───── THE RECORDS ─────

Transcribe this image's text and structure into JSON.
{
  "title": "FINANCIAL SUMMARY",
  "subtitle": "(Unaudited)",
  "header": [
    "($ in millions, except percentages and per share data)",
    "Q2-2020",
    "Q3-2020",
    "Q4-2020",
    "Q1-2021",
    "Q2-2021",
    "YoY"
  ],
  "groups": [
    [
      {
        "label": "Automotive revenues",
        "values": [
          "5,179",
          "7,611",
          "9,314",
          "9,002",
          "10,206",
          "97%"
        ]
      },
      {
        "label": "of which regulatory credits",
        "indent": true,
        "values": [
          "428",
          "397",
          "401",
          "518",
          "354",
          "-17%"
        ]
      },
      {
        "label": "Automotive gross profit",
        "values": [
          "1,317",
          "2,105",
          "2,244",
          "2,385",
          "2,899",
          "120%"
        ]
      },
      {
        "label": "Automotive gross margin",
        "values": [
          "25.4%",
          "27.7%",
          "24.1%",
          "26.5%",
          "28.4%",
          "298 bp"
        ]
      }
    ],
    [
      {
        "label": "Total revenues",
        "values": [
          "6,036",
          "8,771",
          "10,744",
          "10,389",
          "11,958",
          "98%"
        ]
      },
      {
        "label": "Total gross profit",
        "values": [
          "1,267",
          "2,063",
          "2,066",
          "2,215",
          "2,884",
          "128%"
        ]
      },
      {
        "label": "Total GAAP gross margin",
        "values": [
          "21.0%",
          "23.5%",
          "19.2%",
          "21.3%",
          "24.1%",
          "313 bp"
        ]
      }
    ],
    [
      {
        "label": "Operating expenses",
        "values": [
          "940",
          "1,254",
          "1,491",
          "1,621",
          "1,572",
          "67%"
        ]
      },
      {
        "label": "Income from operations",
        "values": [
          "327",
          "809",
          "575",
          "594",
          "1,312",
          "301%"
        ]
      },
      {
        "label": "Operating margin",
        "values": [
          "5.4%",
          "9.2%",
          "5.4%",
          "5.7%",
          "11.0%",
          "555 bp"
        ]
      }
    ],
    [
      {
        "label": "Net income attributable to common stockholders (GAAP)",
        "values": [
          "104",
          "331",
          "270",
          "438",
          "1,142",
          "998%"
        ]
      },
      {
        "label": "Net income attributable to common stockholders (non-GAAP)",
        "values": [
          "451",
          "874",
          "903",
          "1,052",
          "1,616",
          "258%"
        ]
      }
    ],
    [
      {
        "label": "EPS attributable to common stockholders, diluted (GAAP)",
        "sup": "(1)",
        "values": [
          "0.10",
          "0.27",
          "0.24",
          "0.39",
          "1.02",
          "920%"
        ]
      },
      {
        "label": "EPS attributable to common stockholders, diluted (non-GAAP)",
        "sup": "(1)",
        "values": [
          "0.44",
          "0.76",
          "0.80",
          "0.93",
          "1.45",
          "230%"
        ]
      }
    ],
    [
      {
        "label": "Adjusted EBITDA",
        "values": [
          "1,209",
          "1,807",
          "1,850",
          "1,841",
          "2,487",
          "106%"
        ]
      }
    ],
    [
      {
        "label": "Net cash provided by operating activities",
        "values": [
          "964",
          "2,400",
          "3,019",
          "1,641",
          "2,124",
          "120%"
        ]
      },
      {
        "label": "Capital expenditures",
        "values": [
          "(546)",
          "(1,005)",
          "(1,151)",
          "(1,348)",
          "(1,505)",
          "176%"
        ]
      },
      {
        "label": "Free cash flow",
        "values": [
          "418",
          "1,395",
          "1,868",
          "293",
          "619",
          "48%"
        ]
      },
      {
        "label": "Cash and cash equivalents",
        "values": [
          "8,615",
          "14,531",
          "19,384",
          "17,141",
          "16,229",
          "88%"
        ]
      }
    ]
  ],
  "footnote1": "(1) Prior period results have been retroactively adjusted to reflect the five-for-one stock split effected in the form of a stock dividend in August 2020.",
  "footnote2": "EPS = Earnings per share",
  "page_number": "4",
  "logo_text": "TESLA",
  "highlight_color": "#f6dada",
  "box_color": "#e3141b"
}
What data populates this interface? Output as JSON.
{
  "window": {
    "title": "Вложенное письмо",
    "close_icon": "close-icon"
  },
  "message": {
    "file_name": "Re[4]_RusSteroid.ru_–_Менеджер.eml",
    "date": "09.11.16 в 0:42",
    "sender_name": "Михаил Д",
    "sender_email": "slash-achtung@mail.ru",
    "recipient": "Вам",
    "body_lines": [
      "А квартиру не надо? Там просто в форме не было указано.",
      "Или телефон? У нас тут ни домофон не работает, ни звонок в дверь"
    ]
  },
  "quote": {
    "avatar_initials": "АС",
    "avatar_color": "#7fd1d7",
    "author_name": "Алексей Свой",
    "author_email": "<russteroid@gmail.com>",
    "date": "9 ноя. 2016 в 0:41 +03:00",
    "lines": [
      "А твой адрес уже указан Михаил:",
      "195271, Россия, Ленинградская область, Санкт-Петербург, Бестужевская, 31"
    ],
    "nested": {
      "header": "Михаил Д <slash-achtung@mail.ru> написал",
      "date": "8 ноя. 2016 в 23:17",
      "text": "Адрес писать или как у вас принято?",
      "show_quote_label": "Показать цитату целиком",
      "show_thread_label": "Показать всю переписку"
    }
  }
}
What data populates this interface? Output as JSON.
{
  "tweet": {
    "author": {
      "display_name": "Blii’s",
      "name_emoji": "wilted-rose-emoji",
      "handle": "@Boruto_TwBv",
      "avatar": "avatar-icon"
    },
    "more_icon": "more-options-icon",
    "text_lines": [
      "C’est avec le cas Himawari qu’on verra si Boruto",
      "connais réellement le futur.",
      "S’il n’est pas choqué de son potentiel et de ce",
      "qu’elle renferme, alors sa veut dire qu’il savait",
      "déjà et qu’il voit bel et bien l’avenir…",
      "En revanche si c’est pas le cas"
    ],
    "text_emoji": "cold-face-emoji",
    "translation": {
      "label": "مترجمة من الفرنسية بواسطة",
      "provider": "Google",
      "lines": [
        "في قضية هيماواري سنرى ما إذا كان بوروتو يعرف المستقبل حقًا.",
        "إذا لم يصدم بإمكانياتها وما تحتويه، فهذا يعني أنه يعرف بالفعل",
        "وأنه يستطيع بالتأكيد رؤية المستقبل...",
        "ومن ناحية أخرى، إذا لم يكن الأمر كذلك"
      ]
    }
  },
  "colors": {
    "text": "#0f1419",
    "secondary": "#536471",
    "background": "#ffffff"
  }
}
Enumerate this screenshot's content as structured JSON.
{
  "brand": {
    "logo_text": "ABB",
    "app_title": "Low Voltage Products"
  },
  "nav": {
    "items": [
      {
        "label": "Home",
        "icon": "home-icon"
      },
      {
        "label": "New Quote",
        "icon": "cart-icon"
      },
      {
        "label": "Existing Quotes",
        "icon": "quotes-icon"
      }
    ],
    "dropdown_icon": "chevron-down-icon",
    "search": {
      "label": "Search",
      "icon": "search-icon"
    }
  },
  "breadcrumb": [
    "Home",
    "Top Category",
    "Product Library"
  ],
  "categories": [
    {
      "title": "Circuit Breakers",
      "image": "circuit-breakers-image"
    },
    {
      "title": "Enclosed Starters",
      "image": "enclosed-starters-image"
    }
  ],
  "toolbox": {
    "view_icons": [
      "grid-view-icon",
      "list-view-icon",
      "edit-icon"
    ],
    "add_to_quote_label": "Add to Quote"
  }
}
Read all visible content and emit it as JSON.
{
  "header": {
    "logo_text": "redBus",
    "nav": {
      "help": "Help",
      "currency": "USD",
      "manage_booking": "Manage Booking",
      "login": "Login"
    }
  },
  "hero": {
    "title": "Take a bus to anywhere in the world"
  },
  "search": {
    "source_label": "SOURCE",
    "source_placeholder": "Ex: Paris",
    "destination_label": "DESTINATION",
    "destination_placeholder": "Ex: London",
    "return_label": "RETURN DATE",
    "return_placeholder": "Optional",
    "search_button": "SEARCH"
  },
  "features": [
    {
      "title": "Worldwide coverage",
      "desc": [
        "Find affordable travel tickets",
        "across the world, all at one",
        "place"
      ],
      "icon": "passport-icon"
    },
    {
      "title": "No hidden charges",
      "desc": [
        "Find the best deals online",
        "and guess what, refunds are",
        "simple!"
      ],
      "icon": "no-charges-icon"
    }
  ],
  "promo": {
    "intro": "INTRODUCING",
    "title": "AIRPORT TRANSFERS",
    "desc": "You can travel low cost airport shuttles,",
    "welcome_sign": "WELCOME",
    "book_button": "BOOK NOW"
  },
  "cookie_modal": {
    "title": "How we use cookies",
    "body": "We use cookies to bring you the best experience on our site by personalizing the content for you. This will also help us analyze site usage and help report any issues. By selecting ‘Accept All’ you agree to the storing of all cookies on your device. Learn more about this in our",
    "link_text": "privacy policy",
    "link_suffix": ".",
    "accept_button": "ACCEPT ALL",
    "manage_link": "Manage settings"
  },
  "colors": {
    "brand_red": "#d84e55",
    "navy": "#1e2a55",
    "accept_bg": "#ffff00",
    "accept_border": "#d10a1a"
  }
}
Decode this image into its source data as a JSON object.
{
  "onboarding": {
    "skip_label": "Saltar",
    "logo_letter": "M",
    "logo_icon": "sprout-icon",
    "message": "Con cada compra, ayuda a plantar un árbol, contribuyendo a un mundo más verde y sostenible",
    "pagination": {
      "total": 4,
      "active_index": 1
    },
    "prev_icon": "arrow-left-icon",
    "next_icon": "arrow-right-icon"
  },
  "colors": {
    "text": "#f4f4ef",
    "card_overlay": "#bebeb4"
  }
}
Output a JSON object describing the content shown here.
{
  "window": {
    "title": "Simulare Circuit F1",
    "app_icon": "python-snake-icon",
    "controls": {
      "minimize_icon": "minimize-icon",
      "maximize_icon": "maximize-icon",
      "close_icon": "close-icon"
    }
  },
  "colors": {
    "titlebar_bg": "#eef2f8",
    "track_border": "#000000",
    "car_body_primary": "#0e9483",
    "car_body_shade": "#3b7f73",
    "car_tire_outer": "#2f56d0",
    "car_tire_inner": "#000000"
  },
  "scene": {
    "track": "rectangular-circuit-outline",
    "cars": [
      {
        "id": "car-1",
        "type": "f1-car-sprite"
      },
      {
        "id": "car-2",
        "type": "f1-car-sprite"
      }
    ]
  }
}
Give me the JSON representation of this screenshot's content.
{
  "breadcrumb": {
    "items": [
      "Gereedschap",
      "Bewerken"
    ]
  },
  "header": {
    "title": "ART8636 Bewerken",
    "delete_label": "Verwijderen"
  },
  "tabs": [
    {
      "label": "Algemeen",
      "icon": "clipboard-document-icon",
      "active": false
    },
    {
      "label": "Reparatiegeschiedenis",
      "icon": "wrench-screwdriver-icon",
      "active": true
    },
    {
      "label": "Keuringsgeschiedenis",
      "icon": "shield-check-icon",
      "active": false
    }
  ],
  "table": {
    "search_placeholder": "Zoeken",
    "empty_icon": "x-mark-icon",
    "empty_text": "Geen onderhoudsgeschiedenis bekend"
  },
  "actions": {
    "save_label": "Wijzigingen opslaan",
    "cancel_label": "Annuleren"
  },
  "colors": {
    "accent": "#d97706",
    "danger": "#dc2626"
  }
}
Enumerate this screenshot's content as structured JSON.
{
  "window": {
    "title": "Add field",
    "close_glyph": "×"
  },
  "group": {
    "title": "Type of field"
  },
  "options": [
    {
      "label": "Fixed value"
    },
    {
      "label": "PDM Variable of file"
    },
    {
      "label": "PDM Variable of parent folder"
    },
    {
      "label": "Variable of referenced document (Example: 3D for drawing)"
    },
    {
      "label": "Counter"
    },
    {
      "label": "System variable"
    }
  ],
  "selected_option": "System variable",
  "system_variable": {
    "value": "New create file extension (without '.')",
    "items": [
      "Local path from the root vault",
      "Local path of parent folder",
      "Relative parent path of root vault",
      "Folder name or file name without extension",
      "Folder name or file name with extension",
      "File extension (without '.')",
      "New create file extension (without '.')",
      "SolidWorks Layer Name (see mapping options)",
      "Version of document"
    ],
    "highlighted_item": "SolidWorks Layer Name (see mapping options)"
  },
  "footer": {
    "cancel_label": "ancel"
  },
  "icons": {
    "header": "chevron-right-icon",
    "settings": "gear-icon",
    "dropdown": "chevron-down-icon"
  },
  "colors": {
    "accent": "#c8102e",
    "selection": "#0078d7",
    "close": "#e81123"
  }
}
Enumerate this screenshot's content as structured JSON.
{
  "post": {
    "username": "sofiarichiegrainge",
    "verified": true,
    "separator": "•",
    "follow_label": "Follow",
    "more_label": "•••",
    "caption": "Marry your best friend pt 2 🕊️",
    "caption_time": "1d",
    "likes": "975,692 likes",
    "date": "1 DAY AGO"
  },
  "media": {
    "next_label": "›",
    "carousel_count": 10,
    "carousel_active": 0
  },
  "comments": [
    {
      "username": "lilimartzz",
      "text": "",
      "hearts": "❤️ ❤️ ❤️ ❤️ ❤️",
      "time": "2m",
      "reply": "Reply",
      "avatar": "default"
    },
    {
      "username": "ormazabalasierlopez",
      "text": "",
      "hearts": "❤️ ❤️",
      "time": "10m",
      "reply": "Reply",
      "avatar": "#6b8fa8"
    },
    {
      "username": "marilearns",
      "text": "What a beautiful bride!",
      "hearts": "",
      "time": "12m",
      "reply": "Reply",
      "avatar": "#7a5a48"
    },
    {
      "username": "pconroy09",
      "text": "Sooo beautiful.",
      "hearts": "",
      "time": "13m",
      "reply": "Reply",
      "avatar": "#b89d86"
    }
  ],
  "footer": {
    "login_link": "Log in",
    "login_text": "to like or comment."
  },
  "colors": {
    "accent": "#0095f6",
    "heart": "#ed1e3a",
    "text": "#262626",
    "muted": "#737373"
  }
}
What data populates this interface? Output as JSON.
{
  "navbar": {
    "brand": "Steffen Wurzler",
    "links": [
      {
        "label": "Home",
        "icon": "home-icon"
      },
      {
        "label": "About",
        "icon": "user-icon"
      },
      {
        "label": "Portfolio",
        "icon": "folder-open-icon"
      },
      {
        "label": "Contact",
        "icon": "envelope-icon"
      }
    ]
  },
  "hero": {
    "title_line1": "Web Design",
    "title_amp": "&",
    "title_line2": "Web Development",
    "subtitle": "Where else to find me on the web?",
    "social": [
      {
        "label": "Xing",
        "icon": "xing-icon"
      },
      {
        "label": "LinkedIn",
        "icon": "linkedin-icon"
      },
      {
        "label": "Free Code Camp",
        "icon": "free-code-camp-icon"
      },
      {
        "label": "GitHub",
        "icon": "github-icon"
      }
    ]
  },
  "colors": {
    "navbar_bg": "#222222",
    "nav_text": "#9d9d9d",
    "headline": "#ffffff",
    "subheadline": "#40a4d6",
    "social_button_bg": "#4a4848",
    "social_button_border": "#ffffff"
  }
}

─────

● TASK STATEMENT:
Give the number of lines in the material above that have the word "mapping" in them, and nothing more.

● TASK SOLUTION:
2